# Data lines
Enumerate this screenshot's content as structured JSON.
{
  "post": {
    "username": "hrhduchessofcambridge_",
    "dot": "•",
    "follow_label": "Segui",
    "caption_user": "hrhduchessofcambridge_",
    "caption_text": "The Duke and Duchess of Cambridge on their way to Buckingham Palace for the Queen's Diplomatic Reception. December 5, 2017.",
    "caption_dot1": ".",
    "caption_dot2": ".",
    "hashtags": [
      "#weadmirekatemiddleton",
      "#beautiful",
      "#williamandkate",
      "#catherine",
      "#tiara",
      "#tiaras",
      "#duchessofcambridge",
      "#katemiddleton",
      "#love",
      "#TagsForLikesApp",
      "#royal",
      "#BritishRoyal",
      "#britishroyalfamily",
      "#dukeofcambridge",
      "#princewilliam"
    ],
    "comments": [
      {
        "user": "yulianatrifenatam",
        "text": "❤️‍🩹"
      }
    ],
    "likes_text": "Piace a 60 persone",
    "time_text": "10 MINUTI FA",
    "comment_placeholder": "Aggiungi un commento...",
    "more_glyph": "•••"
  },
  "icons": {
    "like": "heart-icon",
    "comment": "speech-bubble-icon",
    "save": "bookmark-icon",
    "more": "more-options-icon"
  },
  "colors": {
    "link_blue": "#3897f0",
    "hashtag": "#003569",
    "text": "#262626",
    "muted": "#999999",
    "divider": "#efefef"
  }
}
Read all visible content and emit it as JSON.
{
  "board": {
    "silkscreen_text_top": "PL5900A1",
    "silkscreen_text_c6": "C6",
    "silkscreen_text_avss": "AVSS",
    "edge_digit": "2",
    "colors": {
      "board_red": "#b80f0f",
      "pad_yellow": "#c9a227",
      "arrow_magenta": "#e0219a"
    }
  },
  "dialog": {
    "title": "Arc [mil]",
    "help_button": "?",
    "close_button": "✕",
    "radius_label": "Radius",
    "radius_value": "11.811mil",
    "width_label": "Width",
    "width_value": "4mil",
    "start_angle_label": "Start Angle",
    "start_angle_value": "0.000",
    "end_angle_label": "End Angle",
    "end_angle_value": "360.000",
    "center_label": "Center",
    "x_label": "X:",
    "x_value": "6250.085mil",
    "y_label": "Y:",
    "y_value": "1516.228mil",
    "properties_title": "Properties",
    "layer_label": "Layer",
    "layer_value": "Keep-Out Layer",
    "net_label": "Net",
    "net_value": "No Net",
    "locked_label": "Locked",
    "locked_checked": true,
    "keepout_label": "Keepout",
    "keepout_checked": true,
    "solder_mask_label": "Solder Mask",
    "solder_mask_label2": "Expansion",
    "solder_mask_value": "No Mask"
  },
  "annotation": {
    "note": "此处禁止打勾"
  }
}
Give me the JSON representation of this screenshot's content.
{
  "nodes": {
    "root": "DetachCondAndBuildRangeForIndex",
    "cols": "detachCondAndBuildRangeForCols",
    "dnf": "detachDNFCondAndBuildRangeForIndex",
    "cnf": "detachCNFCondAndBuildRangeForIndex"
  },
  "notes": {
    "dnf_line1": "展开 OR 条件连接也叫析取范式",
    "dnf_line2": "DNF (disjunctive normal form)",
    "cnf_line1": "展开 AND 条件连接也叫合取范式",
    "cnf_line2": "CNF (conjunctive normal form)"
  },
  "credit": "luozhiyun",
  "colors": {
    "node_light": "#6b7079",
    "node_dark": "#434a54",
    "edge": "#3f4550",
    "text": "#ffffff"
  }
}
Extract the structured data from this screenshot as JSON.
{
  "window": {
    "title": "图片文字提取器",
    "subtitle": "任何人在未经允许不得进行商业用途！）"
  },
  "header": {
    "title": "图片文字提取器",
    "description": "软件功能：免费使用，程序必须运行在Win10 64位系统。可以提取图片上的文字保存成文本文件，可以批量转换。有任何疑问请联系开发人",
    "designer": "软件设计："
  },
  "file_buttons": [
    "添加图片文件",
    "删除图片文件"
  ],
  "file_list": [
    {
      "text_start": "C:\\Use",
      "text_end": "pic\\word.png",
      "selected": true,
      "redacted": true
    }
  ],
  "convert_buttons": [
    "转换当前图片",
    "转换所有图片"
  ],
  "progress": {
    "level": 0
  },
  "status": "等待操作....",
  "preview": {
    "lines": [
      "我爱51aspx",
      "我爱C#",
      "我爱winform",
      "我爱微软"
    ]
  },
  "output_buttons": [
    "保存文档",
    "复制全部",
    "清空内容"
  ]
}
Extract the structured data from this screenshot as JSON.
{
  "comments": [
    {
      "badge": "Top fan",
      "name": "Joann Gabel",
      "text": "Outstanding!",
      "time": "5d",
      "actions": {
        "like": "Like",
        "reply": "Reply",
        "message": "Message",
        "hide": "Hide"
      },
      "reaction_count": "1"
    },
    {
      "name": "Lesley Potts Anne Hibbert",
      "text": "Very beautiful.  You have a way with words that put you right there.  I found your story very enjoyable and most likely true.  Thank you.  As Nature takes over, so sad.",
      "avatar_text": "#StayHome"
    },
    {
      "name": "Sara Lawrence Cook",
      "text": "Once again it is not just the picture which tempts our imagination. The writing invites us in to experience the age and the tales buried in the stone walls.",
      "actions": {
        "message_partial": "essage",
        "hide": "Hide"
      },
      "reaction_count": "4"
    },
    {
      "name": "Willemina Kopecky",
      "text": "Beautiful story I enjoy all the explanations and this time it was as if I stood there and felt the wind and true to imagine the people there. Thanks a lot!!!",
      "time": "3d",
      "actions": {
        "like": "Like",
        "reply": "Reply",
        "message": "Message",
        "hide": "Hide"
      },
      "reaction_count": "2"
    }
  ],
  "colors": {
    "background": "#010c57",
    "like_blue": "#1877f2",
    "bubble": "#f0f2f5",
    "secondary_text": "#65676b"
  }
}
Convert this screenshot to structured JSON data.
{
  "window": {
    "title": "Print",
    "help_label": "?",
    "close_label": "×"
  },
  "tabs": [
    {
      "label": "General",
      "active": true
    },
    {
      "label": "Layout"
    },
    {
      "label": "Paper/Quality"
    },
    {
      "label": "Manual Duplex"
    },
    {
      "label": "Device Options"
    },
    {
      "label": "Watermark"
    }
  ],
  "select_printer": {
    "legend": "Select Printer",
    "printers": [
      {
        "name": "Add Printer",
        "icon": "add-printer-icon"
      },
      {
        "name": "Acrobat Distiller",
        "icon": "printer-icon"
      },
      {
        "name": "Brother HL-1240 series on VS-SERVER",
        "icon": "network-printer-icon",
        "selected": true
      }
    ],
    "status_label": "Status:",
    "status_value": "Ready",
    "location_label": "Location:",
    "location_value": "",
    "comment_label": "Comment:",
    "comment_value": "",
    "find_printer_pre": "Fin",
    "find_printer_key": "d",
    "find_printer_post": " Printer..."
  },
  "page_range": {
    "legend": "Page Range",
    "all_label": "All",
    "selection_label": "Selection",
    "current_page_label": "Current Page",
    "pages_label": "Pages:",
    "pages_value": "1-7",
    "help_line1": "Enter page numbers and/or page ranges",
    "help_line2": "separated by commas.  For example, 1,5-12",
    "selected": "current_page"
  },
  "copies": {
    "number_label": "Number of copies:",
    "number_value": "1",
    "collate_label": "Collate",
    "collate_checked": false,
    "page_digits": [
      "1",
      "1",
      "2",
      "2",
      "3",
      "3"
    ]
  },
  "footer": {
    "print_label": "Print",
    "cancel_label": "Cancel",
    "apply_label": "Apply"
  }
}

# Prompt
Make a list of all lines in the data that contain "structured".

# Exercise output
Enumerate this screenshot's content as structured JSON.
Extract the structured data from this screenshot as JSON.
Extract the structured data from this screenshot as JSON.
Convert this screenshot to structured JSON data.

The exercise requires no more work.